Every entry that follows should be reproduced exactly.

** START DATA PROVIDED **

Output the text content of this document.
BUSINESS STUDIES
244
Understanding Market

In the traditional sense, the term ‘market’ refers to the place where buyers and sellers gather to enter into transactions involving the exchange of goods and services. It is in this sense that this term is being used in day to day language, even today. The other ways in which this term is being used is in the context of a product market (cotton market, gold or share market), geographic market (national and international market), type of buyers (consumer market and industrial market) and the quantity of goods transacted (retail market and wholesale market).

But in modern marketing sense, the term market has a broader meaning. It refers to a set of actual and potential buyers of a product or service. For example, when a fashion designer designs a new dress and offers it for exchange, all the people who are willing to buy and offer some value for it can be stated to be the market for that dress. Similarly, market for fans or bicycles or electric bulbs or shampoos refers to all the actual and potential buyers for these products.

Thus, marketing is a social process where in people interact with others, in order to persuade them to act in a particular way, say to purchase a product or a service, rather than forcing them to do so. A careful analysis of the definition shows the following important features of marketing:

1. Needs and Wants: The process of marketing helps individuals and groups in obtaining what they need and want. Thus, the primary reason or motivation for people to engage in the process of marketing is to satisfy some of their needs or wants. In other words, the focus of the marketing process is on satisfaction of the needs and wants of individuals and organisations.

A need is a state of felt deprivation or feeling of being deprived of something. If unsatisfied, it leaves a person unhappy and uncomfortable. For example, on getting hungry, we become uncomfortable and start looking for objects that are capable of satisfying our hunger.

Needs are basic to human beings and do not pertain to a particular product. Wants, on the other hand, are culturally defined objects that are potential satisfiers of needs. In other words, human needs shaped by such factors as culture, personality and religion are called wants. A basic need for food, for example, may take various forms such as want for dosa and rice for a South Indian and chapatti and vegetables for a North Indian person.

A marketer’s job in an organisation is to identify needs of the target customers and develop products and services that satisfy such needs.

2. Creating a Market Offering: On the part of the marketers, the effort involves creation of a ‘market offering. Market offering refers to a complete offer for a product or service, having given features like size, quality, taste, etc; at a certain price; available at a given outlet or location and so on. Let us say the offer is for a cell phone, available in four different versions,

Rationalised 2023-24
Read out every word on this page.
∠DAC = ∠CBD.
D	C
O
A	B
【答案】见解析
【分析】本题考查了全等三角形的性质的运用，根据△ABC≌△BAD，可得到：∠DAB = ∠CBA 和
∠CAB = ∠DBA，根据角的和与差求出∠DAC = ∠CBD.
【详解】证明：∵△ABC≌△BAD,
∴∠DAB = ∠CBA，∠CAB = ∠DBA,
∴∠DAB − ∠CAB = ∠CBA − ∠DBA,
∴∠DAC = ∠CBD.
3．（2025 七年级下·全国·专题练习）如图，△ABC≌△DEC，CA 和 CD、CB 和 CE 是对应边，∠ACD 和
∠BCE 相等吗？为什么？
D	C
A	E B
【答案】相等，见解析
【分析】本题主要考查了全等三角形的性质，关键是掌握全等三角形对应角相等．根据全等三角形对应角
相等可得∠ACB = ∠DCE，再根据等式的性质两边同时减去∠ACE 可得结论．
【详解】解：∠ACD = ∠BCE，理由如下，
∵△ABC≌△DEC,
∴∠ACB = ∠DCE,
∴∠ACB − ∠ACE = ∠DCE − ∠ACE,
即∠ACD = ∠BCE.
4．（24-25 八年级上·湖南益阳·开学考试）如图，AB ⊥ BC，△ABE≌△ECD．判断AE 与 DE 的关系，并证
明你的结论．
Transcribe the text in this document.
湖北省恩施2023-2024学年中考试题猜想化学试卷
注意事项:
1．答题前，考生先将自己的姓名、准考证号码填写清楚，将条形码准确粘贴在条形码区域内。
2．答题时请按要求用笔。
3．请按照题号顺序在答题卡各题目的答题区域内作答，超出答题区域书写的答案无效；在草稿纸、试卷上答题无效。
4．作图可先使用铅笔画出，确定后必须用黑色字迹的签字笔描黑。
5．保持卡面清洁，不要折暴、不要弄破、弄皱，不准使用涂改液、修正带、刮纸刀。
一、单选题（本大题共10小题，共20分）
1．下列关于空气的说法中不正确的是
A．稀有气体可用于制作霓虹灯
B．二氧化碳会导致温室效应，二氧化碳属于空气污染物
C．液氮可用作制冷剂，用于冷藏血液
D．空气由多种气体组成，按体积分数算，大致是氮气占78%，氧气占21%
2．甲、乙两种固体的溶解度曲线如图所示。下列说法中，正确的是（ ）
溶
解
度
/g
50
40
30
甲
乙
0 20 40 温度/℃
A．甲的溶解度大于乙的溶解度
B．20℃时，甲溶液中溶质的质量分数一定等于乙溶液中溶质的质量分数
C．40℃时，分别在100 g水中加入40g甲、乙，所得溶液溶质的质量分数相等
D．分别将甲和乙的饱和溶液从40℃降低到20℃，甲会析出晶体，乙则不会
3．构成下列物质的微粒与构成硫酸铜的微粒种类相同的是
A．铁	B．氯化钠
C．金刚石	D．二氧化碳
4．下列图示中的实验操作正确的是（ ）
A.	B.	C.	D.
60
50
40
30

** END DATA PROVIDED **

*WRITTEN ANSWER:*
Output the text content of this document.
BUSINESS STUDIES
244
Understanding Market

In the traditional sense, the term ‘market’ refers to the place where buyers and sellers gather to enter into transactions involving the exchange of goods and services. It is in this sense that this term is being used in day to day language, even today. The other ways in which this term is being used is in the context of a product market (cotton market, gold or share market), geographic market (national and international market), type of buyers (consumer market and industrial market) and the quantity of goods transacted (retail market and wholesale market).

But in modern marketing sense, the term market has a broader meaning. It refers to a set of actual and potential buyers of a product or service. For example, when a fashion designer designs a new dress and offers it for exchange, all the people who are willing to buy and offer some value for it can be stated to be the market for that dress. Similarly, market for fans or bicycles or electric bulbs or shampoos refers to all the actual and potential buyers for these products.

Thus, marketing is a social process where in people interact with others, in order to persuade them to act in a particular way, say to purchase a product or a service, rather than forcing them to do so. A careful analysis of the definition shows the following important features of marketing:

1. Needs and Wants: The process of marketing helps individuals and groups in obtaining what they need and want. Thus, the primary reason or motivation for people to engage in the process of marketing is to satisfy some of their needs or wants. In other words, the focus of the marketing process is on satisfaction of the needs and wants of individuals and organisations.

A need is a state of felt deprivation or feeling of being deprived of something. If unsatisfied, it leaves a person unhappy and uncomfortable. For example, on getting hungry, we become uncomfortable and start looking for objects that are capable of satisfying our hunger.

Needs are basic to human beings and do not pertain to a particular product. Wants, on the other hand, are culturally defined objects that are potential satisfiers of needs. In other words, human needs shaped by such factors as culture, personality and religion are called wants. A basic need for food, for example, may take various forms such as want for dosa and rice for a South Indian and chapatti and vegetables for a North Indian person.

A marketer’s job in an organisation is to identify needs of the target customers and develop products and services that satisfy such needs.

2. Creating a Market Offering: On the part of the marketers, the effort involves creation of a ‘market offering. Market offering refers to a complete offer for a product or service, having given features like size, quality, taste, etc; at a certain price; available at a given outlet or location and so on. Let us say the offer is for a cell phone, available in four different versions,

Rationalised 2023-24
Read out every word on this page.
∠DAC = ∠CBD.
D	C
O
A	B
【答案】见解析
【分析】本题考查了全等三角形的性质的运用，根据△ABC≌△BAD，可得到：∠DAB = ∠CBA 和
∠CAB = ∠DBA，根据角的和与差求出∠DAC = ∠CBD.
【详解】证明：∵△ABC≌△BAD,
∴∠DAB = ∠CBA，∠CAB = ∠DBA,
∴∠DAB − ∠CAB = ∠CBA − ∠DBA,
∴∠DAC = ∠CBD.
3．（2025 七年级下·全国·专题练习）如图，△ABC≌△DEC，CA 和 CD、CB 和 CE 是对应边，∠ACD 和
∠BCE 相等吗？为什么？
D	C
A	E B
【答案】相等，见解析
【分析】本题主要考查了全等三角形的性质，关键是掌握全等三角形对应角相等．根据全等三角形对应角
相等可得∠ACB = ∠DCE，再根据等式的性质两边同时减去∠ACE 可得结论．
【详解】解：∠ACD = ∠BCE，理由如下，
∵△ABC≌△DEC,
∴∠ACB = ∠DCE,
∴∠ACB − ∠ACE = ∠DCE − ∠ACE,
即∠ACD = ∠BCE.
4．（24-25 八年级上·湖南益阳·开学考试）如图，AB ⊥ BC，△ABE≌△ECD．判断AE 与 DE 的关系，并证
明你的结论．
Transcribe the text in this document.
湖北省恩施2023-2024学年中考试题猜想化学试卷
注意事项:
1．答题前，考生先将自己的姓名、准考证号码填写清楚，将条形码准确粘贴在条形码区域内。
2．答题时请按要求用笔。
3．请按照题号顺序在答题卡各题目的答题区域内作答，超出答题区域书写的答案无效；在草稿纸、试卷上答题无效。
4．作图可先使用铅笔画出，确定后必须用黑色字迹的签字笔描黑。
5．保持卡面清洁，不要折暴、不要弄破、弄皱，不准使用涂改液、修正带、刮纸刀。
一、单选题（本大题共10小题，共20分）
1．下列关于空气的说法中不正确的是
A．稀有气体可用于制作霓虹灯
B．二氧化碳会导致温室效应，二氧化碳属于空气污染物
C．液氮可用作制冷剂，用于冷藏血液
D．空气由多种气体组成，按体积分数算，大致是氮气占78%，氧气占21%
2．甲、乙两种固体的溶解度曲线如图所示。下列说法中，正确的是（ ）
溶
解
度
/g
50
40
30
甲
乙
0 20 40 温度/℃
A．甲的溶解度大于乙的溶解度
B．20℃时，甲溶液中溶质的质量分数一定等于乙溶液中溶质的质量分数
C．40℃时，分别在100 g水中加入40g甲、乙，所得溶液溶质的质量分数相等
D．分别将甲和乙的饱和溶液从40℃降低到20℃，甲会析出晶体，乙则不会
3．构成下列物质的微粒与构成硫酸铜的微粒种类相同的是
A．铁	B．氯化钠
C．金刚石	D．二氧化碳
4．下列图示中的实验操作正确的是（ ）
A.	B.	C.	D.
60
50
40
30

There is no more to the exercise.